Set task:
Copy the following records line for line, character for character, with nothing added, removed, or reordered.

— START —

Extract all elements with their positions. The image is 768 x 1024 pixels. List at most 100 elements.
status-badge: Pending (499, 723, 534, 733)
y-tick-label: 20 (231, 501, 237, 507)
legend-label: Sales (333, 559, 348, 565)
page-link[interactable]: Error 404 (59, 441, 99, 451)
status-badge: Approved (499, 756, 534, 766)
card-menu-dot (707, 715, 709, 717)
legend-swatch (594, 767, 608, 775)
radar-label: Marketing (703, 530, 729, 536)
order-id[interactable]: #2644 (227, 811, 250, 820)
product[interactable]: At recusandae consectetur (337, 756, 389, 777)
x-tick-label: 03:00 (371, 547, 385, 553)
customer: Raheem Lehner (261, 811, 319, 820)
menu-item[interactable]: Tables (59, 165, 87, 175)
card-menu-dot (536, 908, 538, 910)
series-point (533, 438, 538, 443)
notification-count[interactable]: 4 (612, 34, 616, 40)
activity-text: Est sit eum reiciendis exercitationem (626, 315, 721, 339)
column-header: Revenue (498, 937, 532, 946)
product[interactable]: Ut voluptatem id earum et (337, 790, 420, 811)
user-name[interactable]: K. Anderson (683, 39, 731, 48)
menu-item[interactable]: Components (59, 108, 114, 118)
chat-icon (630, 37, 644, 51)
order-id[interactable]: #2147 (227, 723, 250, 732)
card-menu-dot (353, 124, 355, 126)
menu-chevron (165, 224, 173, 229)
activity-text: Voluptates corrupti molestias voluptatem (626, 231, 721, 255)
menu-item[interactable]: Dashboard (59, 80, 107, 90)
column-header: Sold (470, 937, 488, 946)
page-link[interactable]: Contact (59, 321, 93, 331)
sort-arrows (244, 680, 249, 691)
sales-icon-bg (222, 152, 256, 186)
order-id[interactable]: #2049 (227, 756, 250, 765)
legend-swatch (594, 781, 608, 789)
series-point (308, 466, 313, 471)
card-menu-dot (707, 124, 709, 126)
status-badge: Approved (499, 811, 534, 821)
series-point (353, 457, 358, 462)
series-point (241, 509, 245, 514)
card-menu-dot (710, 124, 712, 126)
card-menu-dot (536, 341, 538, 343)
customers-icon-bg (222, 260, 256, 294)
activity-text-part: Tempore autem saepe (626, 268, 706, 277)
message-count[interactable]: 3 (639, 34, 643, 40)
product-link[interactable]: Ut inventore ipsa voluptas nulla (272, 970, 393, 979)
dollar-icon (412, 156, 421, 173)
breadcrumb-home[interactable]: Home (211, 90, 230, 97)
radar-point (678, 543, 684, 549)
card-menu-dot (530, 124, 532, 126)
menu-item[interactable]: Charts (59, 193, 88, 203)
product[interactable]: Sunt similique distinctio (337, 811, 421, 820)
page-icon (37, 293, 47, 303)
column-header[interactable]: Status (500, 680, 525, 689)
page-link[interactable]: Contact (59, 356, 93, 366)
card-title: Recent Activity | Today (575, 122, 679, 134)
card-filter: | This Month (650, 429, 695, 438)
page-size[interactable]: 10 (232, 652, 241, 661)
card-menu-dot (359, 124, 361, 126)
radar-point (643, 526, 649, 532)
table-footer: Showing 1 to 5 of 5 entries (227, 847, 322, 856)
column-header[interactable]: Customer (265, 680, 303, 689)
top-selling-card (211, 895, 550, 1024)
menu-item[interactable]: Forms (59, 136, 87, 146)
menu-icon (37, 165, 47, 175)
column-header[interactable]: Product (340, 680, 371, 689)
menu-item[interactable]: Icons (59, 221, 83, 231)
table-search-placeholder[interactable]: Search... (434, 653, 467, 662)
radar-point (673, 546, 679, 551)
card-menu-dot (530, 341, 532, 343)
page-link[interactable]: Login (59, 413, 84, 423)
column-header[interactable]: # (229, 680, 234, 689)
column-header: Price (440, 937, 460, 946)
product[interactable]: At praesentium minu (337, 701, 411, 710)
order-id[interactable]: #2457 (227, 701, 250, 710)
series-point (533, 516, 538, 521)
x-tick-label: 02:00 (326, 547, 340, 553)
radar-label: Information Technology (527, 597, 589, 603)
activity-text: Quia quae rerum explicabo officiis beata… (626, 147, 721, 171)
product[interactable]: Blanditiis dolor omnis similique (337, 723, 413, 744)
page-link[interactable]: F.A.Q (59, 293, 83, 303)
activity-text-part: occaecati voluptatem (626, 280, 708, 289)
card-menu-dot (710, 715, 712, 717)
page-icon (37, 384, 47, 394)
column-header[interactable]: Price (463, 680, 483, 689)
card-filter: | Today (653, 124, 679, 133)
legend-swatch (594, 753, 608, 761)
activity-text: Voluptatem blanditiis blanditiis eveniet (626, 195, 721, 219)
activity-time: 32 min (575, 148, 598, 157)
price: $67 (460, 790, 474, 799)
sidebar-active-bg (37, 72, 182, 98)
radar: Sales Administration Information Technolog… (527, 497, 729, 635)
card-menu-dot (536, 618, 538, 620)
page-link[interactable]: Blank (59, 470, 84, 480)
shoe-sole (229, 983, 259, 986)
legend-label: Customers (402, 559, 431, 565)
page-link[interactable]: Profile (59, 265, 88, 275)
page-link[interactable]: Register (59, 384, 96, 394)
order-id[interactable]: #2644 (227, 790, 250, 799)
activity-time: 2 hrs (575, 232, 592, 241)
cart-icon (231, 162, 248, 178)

— END —

Exercise solution:
Extract all elements with their positions. The image is 768 x 1024 pixels. List at most 100 elements.
status-badge: Pending (499, 723, 534, 733)
y-tick-label: 20 (231, 501, 237, 507)
legend-label: Sales (333, 559, 348, 565)
page-link[interactable]: Error 404 (59, 441, 99, 451)
status-badge: Approved (499, 756, 534, 766)
card-menu-dot (707, 715, 709, 717)
legend-swatch (594, 767, 608, 775)
radar-label: Marketing (703, 530, 729, 536)
order-id[interactable]: #2644 (227, 811, 250, 820)
product[interactable]: At recusandae consectetur (337, 756, 389, 777)
x-tick-label: 03:00 (371, 547, 385, 553)
customer: Raheem Lehner (261, 811, 319, 820)
menu-item[interactable]: Tables (59, 165, 87, 175)
card-menu-dot (536, 908, 538, 910)
series-point (533, 438, 538, 443)
notification-count[interactable]: 4 (612, 34, 616, 40)
activity-text: Est sit eum reiciendis exercitationem (626, 315, 721, 339)
column-header: Revenue (498, 937, 532, 946)
product[interactable]: Ut voluptatem id earum et (337, 790, 420, 811)
user-name[interactable]: K. Anderson (683, 39, 731, 48)
menu-item[interactable]: Components (59, 108, 114, 118)
chat-icon (630, 37, 644, 51)
order-id[interactable]: #2147 (227, 723, 250, 732)
card-menu-dot (353, 124, 355, 126)
menu-chevron (165, 224, 173, 229)
activity-text: Voluptates corrupti molestias voluptatem (626, 231, 721, 255)
menu-item[interactable]: Dashboard (59, 80, 107, 90)
column-header: Sold (470, 937, 488, 946)
page-link[interactable]: Contact (59, 321, 93, 331)
sort-arrows (244, 680, 249, 691)
sales-icon-bg (222, 152, 256, 186)
order-id[interactable]: #2049 (227, 756, 250, 765)
legend-swatch (594, 781, 608, 789)
series-point (308, 466, 313, 471)
card-menu-dot (707, 124, 709, 126)
status-badge: Approved (499, 811, 534, 821)
series-point (353, 457, 358, 462)
series-point (241, 509, 245, 514)
card-menu-dot (710, 124, 712, 126)
card-menu-dot (536, 341, 538, 343)
customers-icon-bg (222, 260, 256, 294)
activity-text-part: Tempore autem saepe (626, 268, 706, 277)
message-count[interactable]: 3 (639, 34, 643, 40)
product-link[interactable]: Ut inventore ipsa voluptas nulla (272, 970, 393, 979)
dollar-icon (412, 156, 421, 173)
breadcrumb-home[interactable]: Home (211, 90, 230, 97)
radar-point (678, 543, 684, 549)
card-menu-dot (530, 124, 532, 126)
menu-item[interactable]: Charts (59, 193, 88, 203)
product[interactable]: Sunt similique distinctio (337, 811, 421, 820)
page-icon (37, 293, 47, 303)
column-header[interactable]: Status (500, 680, 525, 689)
page-link[interactable]: Contact (59, 356, 93, 366)
card-title: Recent Activity | Today (575, 122, 679, 134)
card-filter: | This Month (650, 429, 695, 438)
page-size[interactable]: 10 (232, 652, 241, 661)
card-menu-dot (359, 124, 361, 126)
radar-point (643, 526, 649, 532)
table-footer: Showing 1 to 5 of 5 entries (227, 847, 322, 856)
column-header[interactable]: Customer (265, 680, 303, 689)
top-selling-card (211, 895, 550, 1024)
menu-item[interactable]: Forms (59, 136, 87, 146)
menu-icon (37, 165, 47, 175)
column-header[interactable]: Product (340, 680, 371, 689)
menu-item[interactable]: Icons (59, 221, 83, 231)
table-search-placeholder[interactable]: Search... (434, 653, 467, 662)
radar-point (673, 546, 679, 551)
card-menu-dot (530, 341, 532, 343)
page-link[interactable]: Login (59, 413, 84, 423)
column-header[interactable]: # (229, 680, 234, 689)
column-header: Price (440, 937, 460, 946)
product[interactable]: At praesentium minu (337, 701, 411, 710)
order-id[interactable]: #2457 (227, 701, 250, 710)
series-point (533, 516, 538, 521)
x-tick-label: 02:00 (326, 547, 340, 553)
radar-label: Information Technology (527, 597, 589, 603)
activity-text: Quia quae rerum explicabo officiis beata… (626, 147, 721, 171)
product[interactable]: Blanditiis dolor omnis similique (337, 723, 413, 744)
page-link[interactable]: F.A.Q (59, 293, 83, 303)
activity-text-part: occaecati voluptatem (626, 280, 708, 289)
card-menu-dot (710, 715, 712, 717)
page-icon (37, 384, 47, 394)
column-header[interactable]: Price (463, 680, 483, 689)
card-filter: | Today (653, 124, 679, 133)
legend-swatch (594, 753, 608, 761)
activity-text: Voluptatem blanditiis blanditiis eveniet (626, 195, 721, 219)
activity-time: 32 min (575, 148, 598, 157)
price: $67 (460, 790, 474, 799)
sidebar-active-bg (37, 72, 182, 98)
radar: Sales Administration Information Technolog… (527, 497, 729, 635)
card-menu-dot (536, 618, 538, 620)
page-link[interactable]: Blank (59, 470, 84, 480)
shoe-sole (229, 983, 259, 986)
legend-label: Customers (402, 559, 431, 565)
page-link[interactable]: Profile (59, 265, 88, 275)
page-link[interactable]: Register (59, 384, 96, 394)
order-id[interactable]: #2644 (227, 790, 250, 799)
activity-time: 2 hrs (575, 232, 592, 241)
cart-icon (231, 162, 248, 178)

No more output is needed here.